[Start GIVEN RECORDS]

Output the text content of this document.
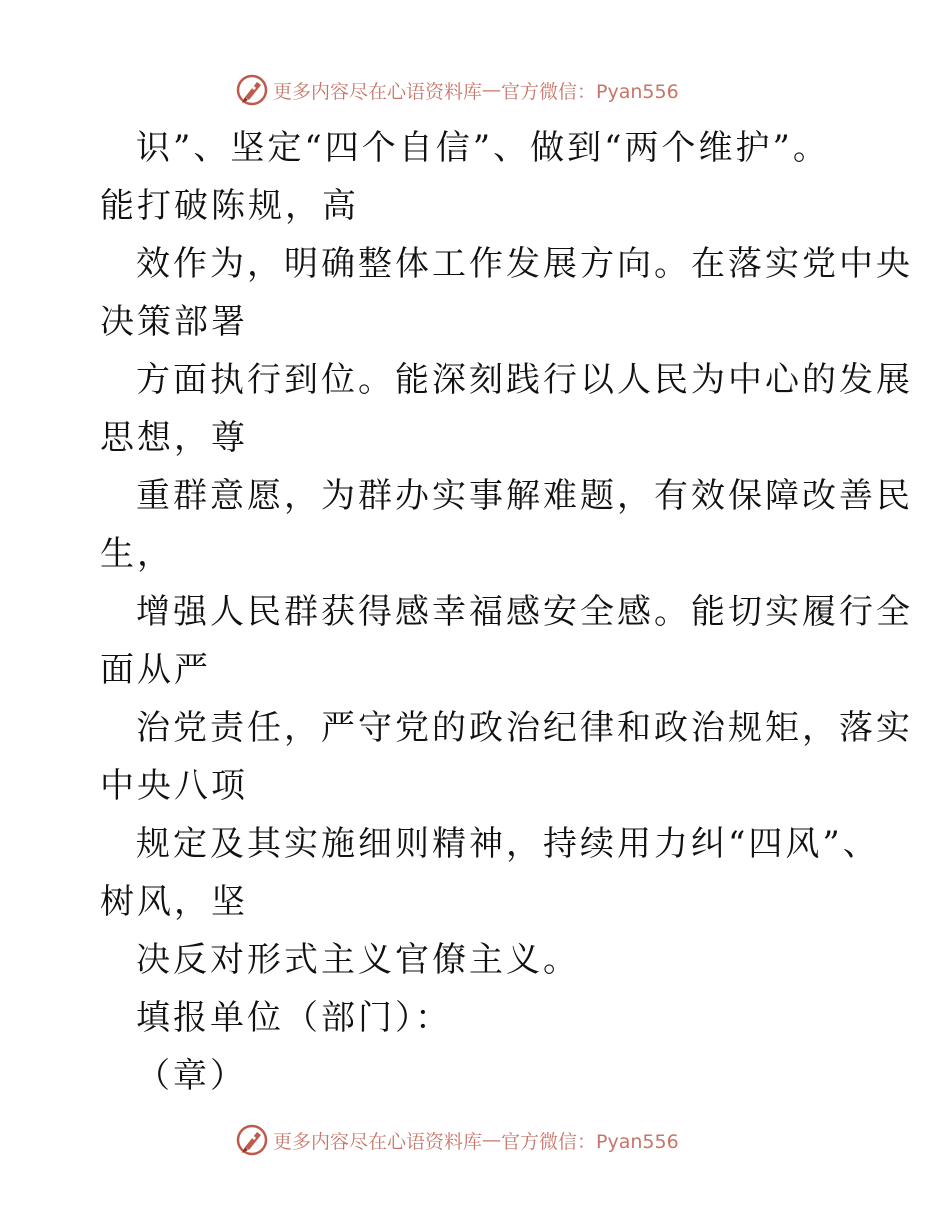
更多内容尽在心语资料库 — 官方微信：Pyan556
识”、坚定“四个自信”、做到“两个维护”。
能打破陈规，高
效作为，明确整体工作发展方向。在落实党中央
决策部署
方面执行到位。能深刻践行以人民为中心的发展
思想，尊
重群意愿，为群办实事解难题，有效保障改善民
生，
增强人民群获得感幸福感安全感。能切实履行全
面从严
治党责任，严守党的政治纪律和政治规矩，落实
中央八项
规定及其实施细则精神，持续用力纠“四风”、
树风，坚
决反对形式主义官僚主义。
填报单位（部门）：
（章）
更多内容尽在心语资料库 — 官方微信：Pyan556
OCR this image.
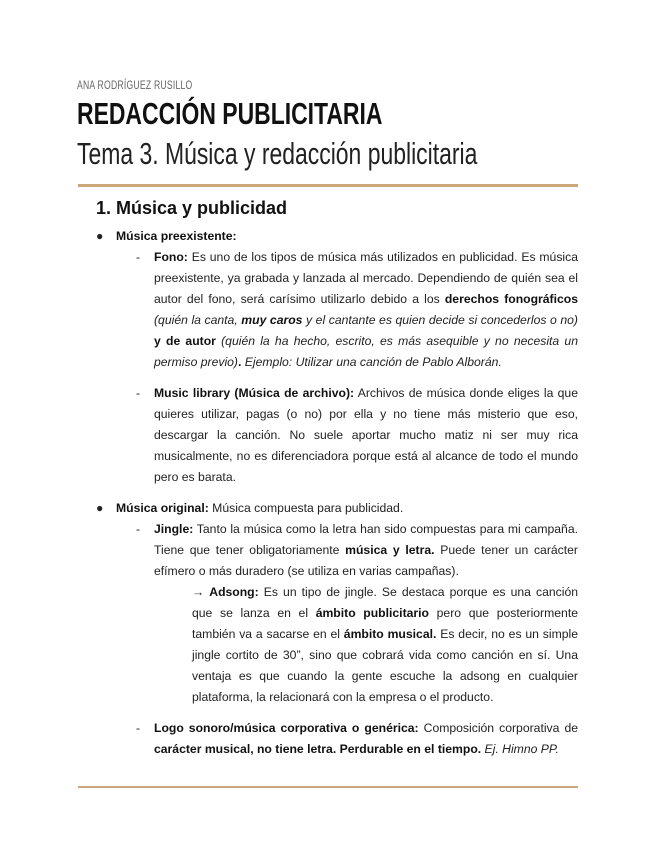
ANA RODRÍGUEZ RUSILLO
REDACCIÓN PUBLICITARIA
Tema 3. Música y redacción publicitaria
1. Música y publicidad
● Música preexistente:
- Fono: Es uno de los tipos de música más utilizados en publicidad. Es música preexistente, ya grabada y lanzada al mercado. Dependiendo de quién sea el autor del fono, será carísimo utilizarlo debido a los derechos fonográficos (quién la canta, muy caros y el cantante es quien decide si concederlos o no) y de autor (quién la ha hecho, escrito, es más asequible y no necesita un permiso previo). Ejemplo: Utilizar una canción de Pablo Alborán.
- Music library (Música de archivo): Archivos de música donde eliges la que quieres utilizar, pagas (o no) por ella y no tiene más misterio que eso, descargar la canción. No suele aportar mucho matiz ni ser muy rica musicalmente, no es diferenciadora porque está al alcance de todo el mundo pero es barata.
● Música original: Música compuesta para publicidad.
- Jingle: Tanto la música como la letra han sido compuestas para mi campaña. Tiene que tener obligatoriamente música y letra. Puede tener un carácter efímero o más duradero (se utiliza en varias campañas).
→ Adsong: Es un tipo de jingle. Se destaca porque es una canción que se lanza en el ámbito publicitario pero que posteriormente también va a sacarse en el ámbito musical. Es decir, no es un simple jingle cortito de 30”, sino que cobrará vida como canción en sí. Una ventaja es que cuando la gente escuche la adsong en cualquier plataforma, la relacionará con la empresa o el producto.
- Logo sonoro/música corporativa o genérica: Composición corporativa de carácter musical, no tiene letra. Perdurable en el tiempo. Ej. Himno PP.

[End GIVEN RECORDS]

Write out exactly the lines beginning with the line that holds "OCR this image." and ending with the final line of the data, both ends included, without the pictures.

OCR this image.
ANA RODRÍGUEZ RUSILLO
REDACCIÓN PUBLICITARIA
Tema 3. Música y redacción publicitaria
1. Música y publicidad
● Música preexistente:
- Fono: Es uno de los tipos de música más utilizados en publicidad. Es música preexistente, ya grabada y lanzada al mercado. Dependiendo de quién sea el autor del fono, será carísimo utilizarlo debido a los derechos fonográficos (quién la canta, muy caros y el cantante es quien decide si concederlos o no) y de autor (quién la ha hecho, escrito, es más asequible y no necesita un permiso previo). Ejemplo: Utilizar una canción de Pablo Alborán.
- Music library (Música de archivo): Archivos de música donde eliges la que quieres utilizar, pagas (o no) por ella y no tiene más misterio que eso, descargar la canción. No suele aportar mucho matiz ni ser muy rica musicalmente, no es diferenciadora porque está al alcance de todo el mundo pero es barata.
● Música original: Música compuesta para publicidad.
- Jingle: Tanto la música como la letra han sido compuestas para mi campaña. Tiene que tener obligatoriamente música y letra. Puede tener un carácter efímero o más duradero (se utiliza en varias campañas).
→ Adsong: Es un tipo de jingle. Se destaca porque es una canción que se lanza en el ámbito publicitario pero que posteriormente también va a sacarse en el ámbito musical. Es decir, no es un simple jingle cortito de 30”, sino que cobrará vida como canción en sí. Una ventaja es que cuando la gente escuche la adsong en cualquier plataforma, la relacionará con la empresa o el producto.
- Logo sonoro/música corporativa o genérica: Composición corporativa de carácter musical, no tiene letra. Perdurable en el tiempo. Ej. Himno PP.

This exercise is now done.